*Stored data*:

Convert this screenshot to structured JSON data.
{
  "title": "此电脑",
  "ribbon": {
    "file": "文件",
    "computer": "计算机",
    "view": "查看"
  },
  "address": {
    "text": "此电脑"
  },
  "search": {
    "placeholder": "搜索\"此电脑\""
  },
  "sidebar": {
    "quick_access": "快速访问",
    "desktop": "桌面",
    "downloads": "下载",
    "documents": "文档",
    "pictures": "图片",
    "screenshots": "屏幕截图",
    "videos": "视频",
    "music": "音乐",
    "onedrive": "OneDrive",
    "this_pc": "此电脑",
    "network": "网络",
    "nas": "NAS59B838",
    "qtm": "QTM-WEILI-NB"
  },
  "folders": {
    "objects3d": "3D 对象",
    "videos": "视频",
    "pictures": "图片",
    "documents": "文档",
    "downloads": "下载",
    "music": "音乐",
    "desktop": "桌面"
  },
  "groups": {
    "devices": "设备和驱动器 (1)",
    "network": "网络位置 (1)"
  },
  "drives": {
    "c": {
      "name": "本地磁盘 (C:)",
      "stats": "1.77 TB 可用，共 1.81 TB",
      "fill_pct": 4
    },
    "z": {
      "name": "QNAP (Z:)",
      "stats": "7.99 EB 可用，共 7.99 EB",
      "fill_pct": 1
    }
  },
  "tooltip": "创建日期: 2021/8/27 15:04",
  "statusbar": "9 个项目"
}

*Exercise*: Extract all the entries word for word.

*Response to this exercise*:
Convert this screenshot to structured JSON data.
{
  "title": "此电脑",
  "ribbon": {
    "file": "文件",
    "computer": "计算机",
    "view": "查看"
  },
  "address": {
    "text": "此电脑"
  },
  "search": {
    "placeholder": "搜索\"此电脑\""
  },
  "sidebar": {
    "quick_access": "快速访问",
    "desktop": "桌面",
    "downloads": "下载",
    "documents": "文档",
    "pictures": "图片",
    "screenshots": "屏幕截图",
    "videos": "视频",
    "music": "音乐",
    "onedrive": "OneDrive",
    "this_pc": "此电脑",
    "network": "网络",
    "nas": "NAS59B838",
    "qtm": "QTM-WEILI-NB"
  },
  "folders": {
    "objects3d": "3D 对象",
    "videos": "视频",
    "pictures": "图片",
    "documents": "文档",
    "downloads": "下载",
    "music": "音乐",
    "desktop": "桌面"
  },
  "groups": {
    "devices": "设备和驱动器 (1)",
    "network": "网络位置 (1)"
  },
  "drives": {
    "c": {
      "name": "本地磁盘 (C:)",
      "stats": "1.77 TB 可用，共 1.81 TB",
      "fill_pct": 4
    },
    "z": {
      "name": "QNAP (Z:)",
      "stats": "7.99 EB 可用，共 7.99 EB",
      "fill_pct": 1
    }
  },
  "tooltip": "创建日期: 2021/8/27 15:04",
  "statusbar": "9 个项目"
}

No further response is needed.